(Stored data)
☆ ☆ ☆ ☆ ☆ ☆ ☆

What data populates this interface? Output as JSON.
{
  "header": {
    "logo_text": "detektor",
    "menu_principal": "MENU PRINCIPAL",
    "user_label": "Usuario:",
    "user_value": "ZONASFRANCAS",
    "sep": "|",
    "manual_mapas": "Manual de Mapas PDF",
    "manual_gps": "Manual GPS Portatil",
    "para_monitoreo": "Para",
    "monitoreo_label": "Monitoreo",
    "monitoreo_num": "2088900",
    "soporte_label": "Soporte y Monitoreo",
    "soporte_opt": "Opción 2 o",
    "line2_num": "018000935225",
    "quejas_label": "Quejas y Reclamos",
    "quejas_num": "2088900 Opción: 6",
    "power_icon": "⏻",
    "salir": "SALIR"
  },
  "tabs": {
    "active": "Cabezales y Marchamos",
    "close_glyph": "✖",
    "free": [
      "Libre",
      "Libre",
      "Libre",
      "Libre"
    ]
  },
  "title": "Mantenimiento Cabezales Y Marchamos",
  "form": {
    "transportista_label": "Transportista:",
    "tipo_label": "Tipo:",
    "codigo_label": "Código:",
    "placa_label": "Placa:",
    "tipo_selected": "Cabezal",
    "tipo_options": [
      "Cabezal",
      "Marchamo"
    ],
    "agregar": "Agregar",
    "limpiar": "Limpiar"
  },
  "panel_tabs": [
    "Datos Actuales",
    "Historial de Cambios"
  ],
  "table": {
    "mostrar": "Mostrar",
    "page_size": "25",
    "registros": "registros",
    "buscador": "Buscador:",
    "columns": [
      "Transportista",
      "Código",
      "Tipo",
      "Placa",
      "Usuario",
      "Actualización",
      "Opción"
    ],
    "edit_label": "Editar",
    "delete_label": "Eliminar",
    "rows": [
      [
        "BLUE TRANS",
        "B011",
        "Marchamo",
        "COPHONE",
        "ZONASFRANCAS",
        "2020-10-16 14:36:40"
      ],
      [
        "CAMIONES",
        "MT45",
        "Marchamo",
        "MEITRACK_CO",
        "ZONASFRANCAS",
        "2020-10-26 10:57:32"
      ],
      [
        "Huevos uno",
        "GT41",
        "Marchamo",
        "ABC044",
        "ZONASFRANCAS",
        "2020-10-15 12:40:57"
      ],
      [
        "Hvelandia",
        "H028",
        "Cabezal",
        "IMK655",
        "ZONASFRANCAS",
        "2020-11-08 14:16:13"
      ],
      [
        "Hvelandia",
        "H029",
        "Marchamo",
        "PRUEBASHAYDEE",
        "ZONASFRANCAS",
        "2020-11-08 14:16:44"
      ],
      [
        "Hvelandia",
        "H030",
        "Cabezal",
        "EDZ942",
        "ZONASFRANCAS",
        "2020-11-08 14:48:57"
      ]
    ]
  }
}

☆ ☆ ☆ ☆ ☆ ☆ ☆

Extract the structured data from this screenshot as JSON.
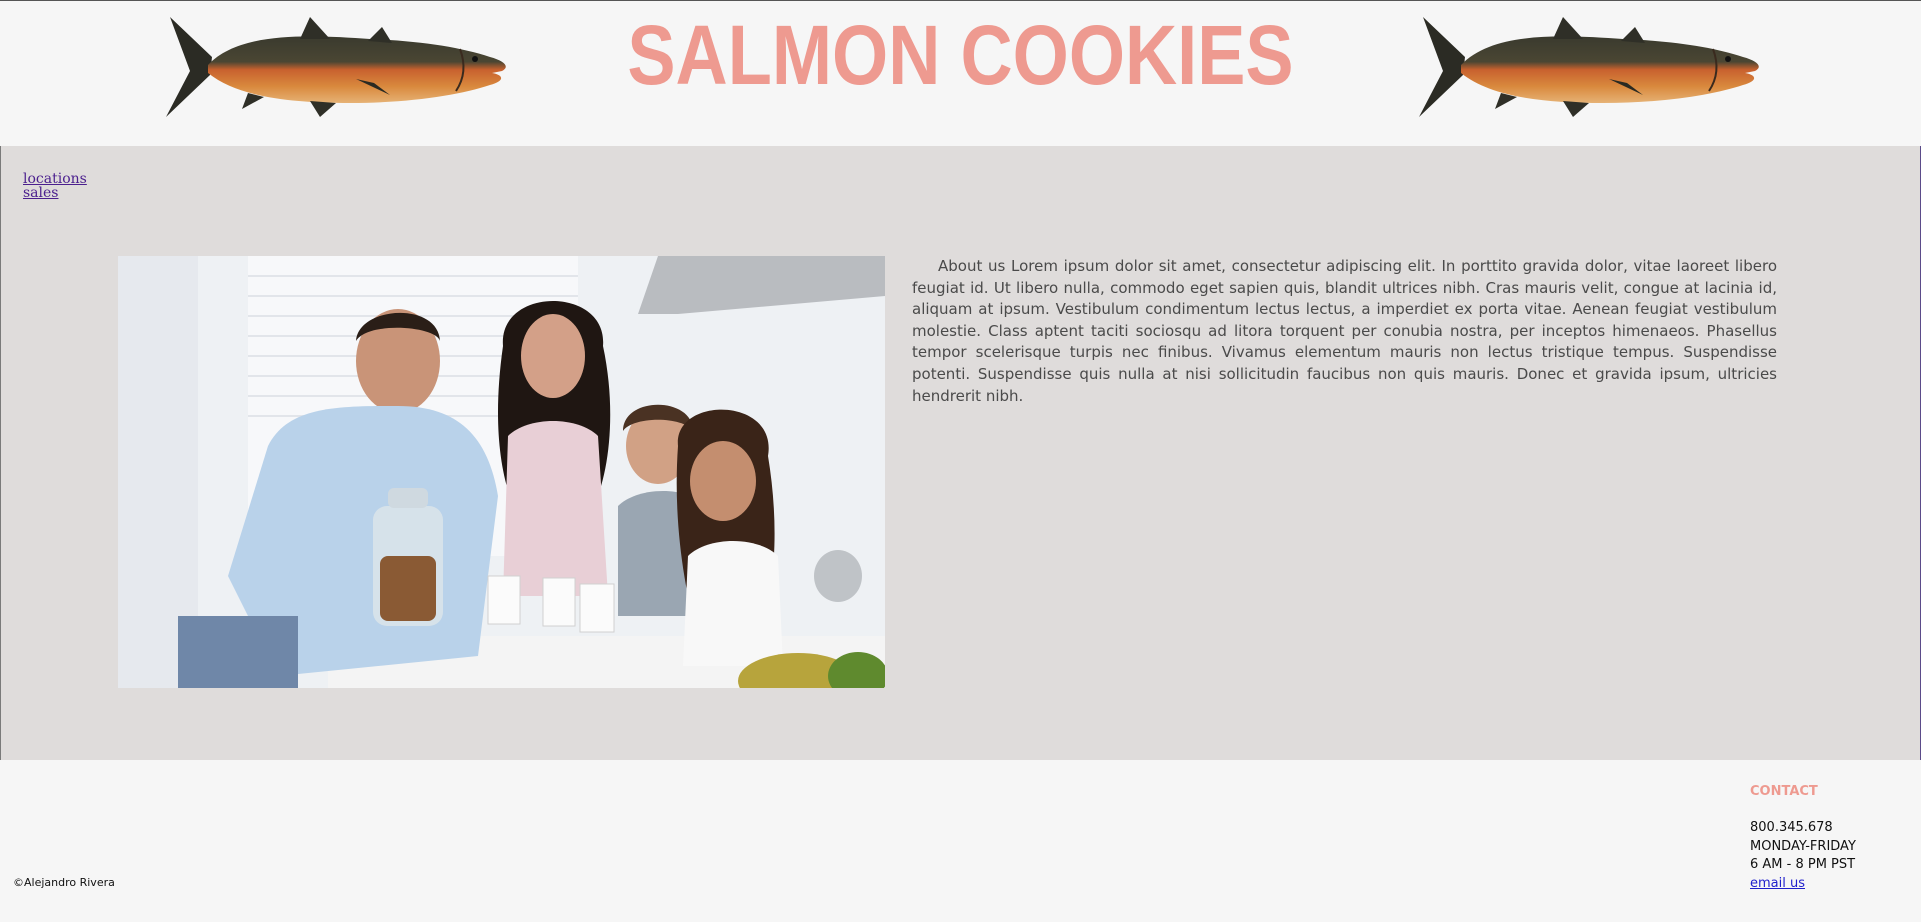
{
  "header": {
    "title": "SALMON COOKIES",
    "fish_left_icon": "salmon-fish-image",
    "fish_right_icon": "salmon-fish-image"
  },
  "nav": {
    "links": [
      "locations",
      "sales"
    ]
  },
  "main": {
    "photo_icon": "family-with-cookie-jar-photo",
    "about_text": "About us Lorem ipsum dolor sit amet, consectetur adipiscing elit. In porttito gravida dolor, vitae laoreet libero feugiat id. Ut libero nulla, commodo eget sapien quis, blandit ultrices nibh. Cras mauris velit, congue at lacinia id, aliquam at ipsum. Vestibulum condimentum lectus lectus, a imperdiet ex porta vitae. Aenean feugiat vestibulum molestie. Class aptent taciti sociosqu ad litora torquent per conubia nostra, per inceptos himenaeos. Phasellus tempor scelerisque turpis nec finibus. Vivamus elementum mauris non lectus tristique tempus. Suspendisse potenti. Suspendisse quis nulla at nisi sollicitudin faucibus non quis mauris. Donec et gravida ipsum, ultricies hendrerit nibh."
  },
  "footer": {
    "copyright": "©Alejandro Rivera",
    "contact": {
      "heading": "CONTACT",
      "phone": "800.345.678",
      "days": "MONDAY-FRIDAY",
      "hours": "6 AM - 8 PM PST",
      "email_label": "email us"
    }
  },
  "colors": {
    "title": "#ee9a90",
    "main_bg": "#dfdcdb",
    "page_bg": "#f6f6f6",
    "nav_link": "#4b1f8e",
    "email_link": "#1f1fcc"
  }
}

☆ ☆ ☆ ☆ ☆ ☆ ☆

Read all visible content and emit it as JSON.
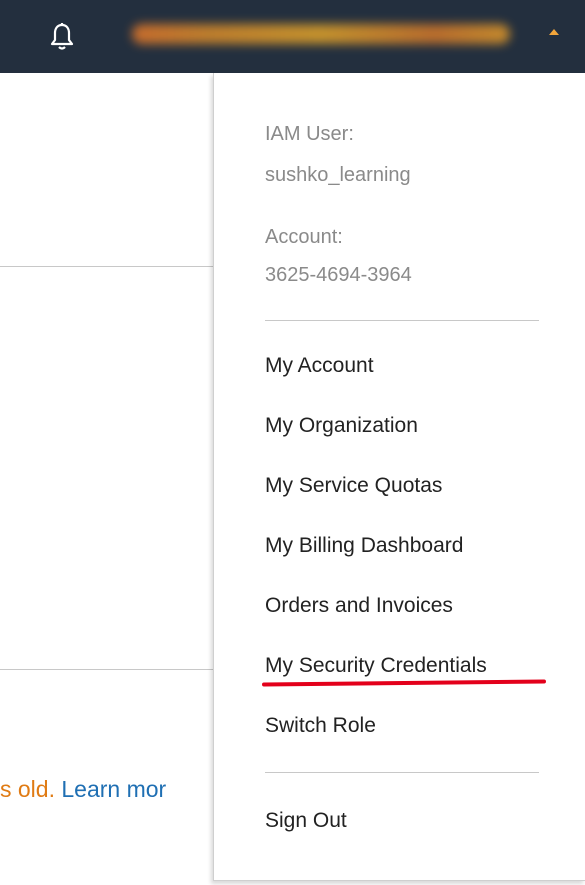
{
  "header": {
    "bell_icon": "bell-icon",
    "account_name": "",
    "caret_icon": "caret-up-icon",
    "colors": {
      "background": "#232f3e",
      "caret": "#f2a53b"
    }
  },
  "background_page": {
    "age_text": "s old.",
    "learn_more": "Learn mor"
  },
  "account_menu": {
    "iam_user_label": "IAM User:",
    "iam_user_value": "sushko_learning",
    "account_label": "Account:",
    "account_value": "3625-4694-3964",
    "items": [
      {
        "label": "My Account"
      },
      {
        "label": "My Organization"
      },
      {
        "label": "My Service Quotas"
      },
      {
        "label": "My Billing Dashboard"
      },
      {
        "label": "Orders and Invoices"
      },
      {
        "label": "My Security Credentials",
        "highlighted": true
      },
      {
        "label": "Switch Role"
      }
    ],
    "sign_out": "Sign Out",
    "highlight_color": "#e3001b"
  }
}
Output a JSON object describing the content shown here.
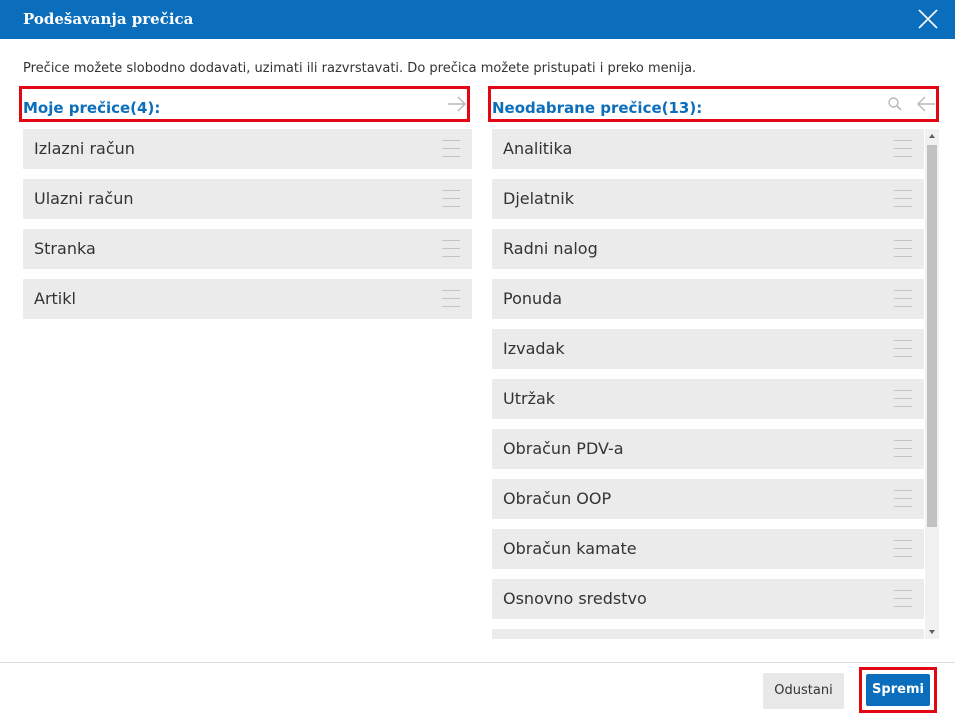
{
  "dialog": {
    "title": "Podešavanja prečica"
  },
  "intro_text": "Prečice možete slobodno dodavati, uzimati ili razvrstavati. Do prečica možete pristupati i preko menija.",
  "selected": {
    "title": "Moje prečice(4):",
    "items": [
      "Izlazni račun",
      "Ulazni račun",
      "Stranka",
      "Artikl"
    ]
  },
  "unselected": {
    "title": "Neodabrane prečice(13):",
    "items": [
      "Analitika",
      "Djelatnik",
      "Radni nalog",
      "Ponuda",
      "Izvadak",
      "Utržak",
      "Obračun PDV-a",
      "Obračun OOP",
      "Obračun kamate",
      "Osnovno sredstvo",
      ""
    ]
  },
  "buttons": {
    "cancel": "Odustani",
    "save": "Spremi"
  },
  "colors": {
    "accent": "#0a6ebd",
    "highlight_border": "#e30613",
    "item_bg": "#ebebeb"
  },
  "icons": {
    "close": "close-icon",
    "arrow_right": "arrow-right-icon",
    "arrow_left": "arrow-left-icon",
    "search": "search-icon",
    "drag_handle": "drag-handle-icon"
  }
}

☆ ☆ ☆ ☆ ☆ ☆ ☆

▸ Instructions to follow
Make a list of all lines in the data that contain "Opción".

▸ Solution
    "soporte_opt": "Opción 2 o",
    "quejas_num": "2088900 Opción: 6",
      "Opción"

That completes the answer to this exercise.